[Saved entries]
++++++++++++++++++++

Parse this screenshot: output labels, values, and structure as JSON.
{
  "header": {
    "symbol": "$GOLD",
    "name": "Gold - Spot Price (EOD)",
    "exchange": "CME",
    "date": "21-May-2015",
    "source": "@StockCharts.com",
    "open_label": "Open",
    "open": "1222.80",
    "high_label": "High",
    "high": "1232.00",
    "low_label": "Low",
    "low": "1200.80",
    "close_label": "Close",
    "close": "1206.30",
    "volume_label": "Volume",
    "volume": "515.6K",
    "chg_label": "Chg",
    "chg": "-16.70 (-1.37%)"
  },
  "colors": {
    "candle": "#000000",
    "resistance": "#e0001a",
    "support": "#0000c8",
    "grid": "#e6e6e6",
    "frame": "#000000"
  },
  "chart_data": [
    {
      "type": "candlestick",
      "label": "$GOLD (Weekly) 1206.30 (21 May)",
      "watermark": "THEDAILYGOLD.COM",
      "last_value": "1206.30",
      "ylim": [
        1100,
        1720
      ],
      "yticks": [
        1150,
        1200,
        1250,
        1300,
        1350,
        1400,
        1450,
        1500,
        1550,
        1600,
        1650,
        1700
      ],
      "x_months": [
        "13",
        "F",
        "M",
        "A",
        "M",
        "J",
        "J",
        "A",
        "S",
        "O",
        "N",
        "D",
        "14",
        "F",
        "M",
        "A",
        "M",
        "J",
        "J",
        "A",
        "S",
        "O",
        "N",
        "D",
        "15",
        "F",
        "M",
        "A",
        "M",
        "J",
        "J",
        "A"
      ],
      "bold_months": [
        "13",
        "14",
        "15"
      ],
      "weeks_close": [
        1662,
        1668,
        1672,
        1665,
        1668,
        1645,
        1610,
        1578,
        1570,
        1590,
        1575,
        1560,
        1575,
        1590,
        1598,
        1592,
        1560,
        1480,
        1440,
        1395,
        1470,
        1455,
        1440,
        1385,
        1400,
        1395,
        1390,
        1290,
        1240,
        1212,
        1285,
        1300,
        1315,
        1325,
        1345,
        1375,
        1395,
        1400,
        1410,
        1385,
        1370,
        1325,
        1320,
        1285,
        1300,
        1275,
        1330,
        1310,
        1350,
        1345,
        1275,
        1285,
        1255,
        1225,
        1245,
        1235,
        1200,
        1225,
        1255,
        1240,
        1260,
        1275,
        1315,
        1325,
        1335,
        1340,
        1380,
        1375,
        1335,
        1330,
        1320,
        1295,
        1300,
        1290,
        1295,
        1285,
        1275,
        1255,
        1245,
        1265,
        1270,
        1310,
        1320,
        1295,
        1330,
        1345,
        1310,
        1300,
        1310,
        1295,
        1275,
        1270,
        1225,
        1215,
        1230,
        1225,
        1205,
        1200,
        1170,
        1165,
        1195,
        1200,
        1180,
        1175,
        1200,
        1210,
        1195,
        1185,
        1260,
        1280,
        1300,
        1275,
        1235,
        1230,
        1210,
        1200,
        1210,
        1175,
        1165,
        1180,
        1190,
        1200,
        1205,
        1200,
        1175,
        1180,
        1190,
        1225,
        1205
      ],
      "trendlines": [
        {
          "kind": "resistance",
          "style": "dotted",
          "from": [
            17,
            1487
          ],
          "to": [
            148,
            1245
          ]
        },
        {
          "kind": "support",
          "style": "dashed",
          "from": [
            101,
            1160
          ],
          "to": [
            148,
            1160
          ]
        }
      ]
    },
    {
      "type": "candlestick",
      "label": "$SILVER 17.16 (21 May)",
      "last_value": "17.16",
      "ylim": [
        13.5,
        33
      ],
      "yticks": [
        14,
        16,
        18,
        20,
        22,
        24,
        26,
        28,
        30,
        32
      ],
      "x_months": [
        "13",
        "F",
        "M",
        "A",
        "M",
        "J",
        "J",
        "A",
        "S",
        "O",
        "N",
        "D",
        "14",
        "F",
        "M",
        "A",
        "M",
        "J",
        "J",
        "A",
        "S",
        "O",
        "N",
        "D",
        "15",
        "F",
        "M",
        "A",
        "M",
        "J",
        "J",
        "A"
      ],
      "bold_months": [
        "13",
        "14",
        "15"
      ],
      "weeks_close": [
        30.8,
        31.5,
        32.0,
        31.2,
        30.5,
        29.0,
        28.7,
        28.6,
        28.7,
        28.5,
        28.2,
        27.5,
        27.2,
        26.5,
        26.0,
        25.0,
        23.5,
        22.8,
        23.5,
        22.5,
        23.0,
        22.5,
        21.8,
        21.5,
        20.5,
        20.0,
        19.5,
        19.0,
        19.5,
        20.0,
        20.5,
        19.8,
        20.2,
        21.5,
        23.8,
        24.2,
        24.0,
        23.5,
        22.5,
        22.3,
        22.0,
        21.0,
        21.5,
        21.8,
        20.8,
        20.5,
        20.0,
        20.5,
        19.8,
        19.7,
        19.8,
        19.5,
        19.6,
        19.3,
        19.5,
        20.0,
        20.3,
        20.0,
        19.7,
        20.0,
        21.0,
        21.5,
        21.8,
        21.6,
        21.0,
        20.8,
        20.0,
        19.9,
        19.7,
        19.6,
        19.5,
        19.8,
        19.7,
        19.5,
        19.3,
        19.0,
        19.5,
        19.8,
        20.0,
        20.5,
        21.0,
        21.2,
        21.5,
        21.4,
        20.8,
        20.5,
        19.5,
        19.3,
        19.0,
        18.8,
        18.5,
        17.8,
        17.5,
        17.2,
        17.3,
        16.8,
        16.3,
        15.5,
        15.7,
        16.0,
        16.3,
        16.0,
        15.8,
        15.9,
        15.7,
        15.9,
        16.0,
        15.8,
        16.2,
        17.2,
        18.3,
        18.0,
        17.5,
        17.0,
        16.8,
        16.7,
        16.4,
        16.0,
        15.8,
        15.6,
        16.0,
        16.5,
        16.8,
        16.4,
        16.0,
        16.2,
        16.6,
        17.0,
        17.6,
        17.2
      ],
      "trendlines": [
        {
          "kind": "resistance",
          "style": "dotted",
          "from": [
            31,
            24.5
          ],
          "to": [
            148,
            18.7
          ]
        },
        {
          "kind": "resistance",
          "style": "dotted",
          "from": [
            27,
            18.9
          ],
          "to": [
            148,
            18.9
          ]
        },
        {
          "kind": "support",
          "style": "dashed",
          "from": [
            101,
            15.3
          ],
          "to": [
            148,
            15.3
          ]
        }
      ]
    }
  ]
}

++++++++++++++++++++

■ What the exercise asks ■
Retype all the records, matching them exactly.

■ Response to the exercise ■
Parse this screenshot: output labels, values, and structure as JSON.
{
  "header": {
    "symbol": "$GOLD",
    "name": "Gold - Spot Price (EOD)",
    "exchange": "CME",
    "date": "21-May-2015",
    "source": "@StockCharts.com",
    "open_label": "Open",
    "open": "1222.80",
    "high_label": "High",
    "high": "1232.00",
    "low_label": "Low",
    "low": "1200.80",
    "close_label": "Close",
    "close": "1206.30",
    "volume_label": "Volume",
    "volume": "515.6K",
    "chg_label": "Chg",
    "chg": "-16.70 (-1.37%)"
  },
  "colors": {
    "candle": "#000000",
    "resistance": "#e0001a",
    "support": "#0000c8",
    "grid": "#e6e6e6",
    "frame": "#000000"
  },
  "chart_data": [
    {
      "type": "candlestick",
      "label": "$GOLD (Weekly) 1206.30 (21 May)",
      "watermark": "THEDAILYGOLD.COM",
      "last_value": "1206.30",
      "ylim": [
        1100,
        1720
      ],
      "yticks": [
        1150,
        1200,
        1250,
        1300,
        1350,
        1400,
        1450,
        1500,
        1550,
        1600,
        1650,
        1700
      ],
      "x_months": [
        "13",
        "F",
        "M",
        "A",
        "M",
        "J",
        "J",
        "A",
        "S",
        "O",
        "N",
        "D",
        "14",
        "F",
        "M",
        "A",
        "M",
        "J",
        "J",
        "A",
        "S",
        "O",
        "N",
        "D",
        "15",
        "F",
        "M",
        "A",
        "M",
        "J",
        "J",
        "A"
      ],
      "bold_months": [
        "13",
        "14",
        "15"
      ],
      "weeks_close": [
        1662,
        1668,
        1672,
        1665,
        1668,
        1645,
        1610,
        1578,
        1570,
        1590,
        1575,
        1560,
        1575,
        1590,
        1598,
        1592,
        1560,
        1480,
        1440,
        1395,
        1470,
        1455,
        1440,
        1385,
        1400,
        1395,
        1390,
        1290,
        1240,
        1212,
        1285,
        1300,
        1315,
        1325,
        1345,
        1375,
        1395,
        1400,
        1410,
        1385,
        1370,
        1325,
        1320,
        1285,
        1300,
        1275,
        1330,
        1310,
        1350,
        1345,
        1275,
        1285,
        1255,
        1225,
        1245,
        1235,
        1200,
        1225,
        1255,
        1240,
        1260,
        1275,
        1315,
        1325,
        1335,
        1340,
        1380,
        1375,
        1335,
        1330,
        1320,
        1295,
        1300,
        1290,
        1295,
        1285,
        1275,
        1255,
        1245,
        1265,
        1270,
        1310,
        1320,
        1295,
        1330,
        1345,
        1310,
        1300,
        1310,
        1295,
        1275,
        1270,
        1225,
        1215,
        1230,
        1225,
        1205,
        1200,
        1170,
        1165,
        1195,
        1200,
        1180,
        1175,
        1200,
        1210,
        1195,
        1185,
        1260,
        1280,
        1300,
        1275,
        1235,
        1230,
        1210,
        1200,
        1210,
        1175,
        1165,
        1180,
        1190,
        1200,
        1205,
        1200,
        1175,
        1180,
        1190,
        1225,
        1205
      ],
      "trendlines": [
        {
          "kind": "resistance",
          "style": "dotted",
          "from": [
            17,
            1487
          ],
          "to": [
            148,
            1245
          ]
        },
        {
          "kind": "support",
          "style": "dashed",
          "from": [
            101,
            1160
          ],
          "to": [
            148,
            1160
          ]
        }
      ]
    },
    {
      "type": "candlestick",
      "label": "$SILVER 17.16 (21 May)",
      "last_value": "17.16",
      "ylim": [
        13.5,
        33
      ],
      "yticks": [
        14,
        16,
        18,
        20,
        22,
        24,
        26,
        28,
        30,
        32
      ],
      "x_months": [
        "13",
        "F",
        "M",
        "A",
        "M",
        "J",
        "J",
        "A",
        "S",
        "O",
        "N",
        "D",
        "14",
        "F",
        "M",
        "A",
        "M",
        "J",
        "J",
        "A",
        "S",
        "O",
        "N",
        "D",
        "15",
        "F",
        "M",
        "A",
        "M",
        "J",
        "J",
        "A"
      ],
      "bold_months": [
        "13",
        "14",
        "15"
      ],
      "weeks_close": [
        30.8,
        31.5,
        32.0,
        31.2,
        30.5,
        29.0,
        28.7,
        28.6,
        28.7,
        28.5,
        28.2,
        27.5,
        27.2,
        26.5,
        26.0,
        25.0,
        23.5,
        22.8,
        23.5,
        22.5,
        23.0,
        22.5,
        21.8,
        21.5,
        20.5,
        20.0,
        19.5,
        19.0,
        19.5,
        20.0,
        20.5,
        19.8,
        20.2,
        21.5,
        23.8,
        24.2,
        24.0,
        23.5,
        22.5,
        22.3,
        22.0,
        21.0,
        21.5,
        21.8,
        20.8,
        20.5,
        20.0,
        20.5,
        19.8,
        19.7,
        19.8,
        19.5,
        19.6,
        19.3,
        19.5,
        20.0,
        20.3,
        20.0,
        19.7,
        20.0,
        21.0,
        21.5,
        21.8,
        21.6,
        21.0,
        20.8,
        20.0,
        19.9,
        19.7,
        19.6,
        19.5,
        19.8,
        19.7,
        19.5,
        19.3,
        19.0,
        19.5,
        19.8,
        20.0,
        20.5,
        21.0,
        21.2,
        21.5,
        21.4,
        20.8,
        20.5,
        19.5,
        19.3,
        19.0,
        18.8,
        18.5,
        17.8,
        17.5,
        17.2,
        17.3,
        16.8,
        16.3,
        15.5,
        15.7,
        16.0,
        16.3,
        16.0,
        15.8,
        15.9,
        15.7,
        15.9,
        16.0,
        15.8,
        16.2,
        17.2,
        18.3,
        18.0,
        17.5,
        17.0,
        16.8,
        16.7,
        16.4,
        16.0,
        15.8,
        15.6,
        16.0,
        16.5,
        16.8,
        16.4,
        16.0,
        16.2,
        16.6,
        17.0,
        17.6,
        17.2
      ],
      "trendlines": [
        {
          "kind": "resistance",
          "style": "dotted",
          "from": [
            31,
            24.5
          ],
          "to": [
            148,
            18.7
          ]
        },
        {
          "kind": "resistance",
          "style": "dotted",
          "from": [
            27,
            18.9
          ],
          "to": [
            148,
            18.9
          ]
        },
        {
          "kind": "support",
          "style": "dashed",
          "from": [
            101,
            15.3
          ],
          "to": [
            148,
            15.3
          ]
        }
      ]
    }
  ]
}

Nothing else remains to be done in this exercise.